= Your task =
From the listing below, select every line where the word "按所有制分类的" appears.

* Start Dataset records *

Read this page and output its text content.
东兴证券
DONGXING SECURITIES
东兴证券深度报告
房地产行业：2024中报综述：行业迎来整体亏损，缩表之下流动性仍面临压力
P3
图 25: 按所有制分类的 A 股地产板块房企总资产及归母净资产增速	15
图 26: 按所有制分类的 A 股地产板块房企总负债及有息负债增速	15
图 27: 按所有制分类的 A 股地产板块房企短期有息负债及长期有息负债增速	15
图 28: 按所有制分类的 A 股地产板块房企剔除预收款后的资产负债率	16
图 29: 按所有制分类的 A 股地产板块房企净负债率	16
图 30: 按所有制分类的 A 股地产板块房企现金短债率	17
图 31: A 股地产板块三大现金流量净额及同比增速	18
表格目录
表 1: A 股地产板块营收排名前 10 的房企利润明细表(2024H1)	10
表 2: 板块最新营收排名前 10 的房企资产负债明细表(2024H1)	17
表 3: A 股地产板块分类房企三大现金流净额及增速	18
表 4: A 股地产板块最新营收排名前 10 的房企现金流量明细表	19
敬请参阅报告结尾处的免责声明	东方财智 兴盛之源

* End Dataset records *

= In response =
图 25: 按所有制分类的 A 股地产板块房企总资产及归母净资产增速	15
图 26: 按所有制分类的 A 股地产板块房企总负债及有息负债增速	15
图 27: 按所有制分类的 A 股地产板块房企短期有息负债及长期有息负债增速	15
图 28: 按所有制分类的 A 股地产板块房企剔除预收款后的资产负债率	16
图 29: 按所有制分类的 A 股地产板块房企净负债率	16
图 30: 按所有制分类的 A 股地产板块房企现金短债率	17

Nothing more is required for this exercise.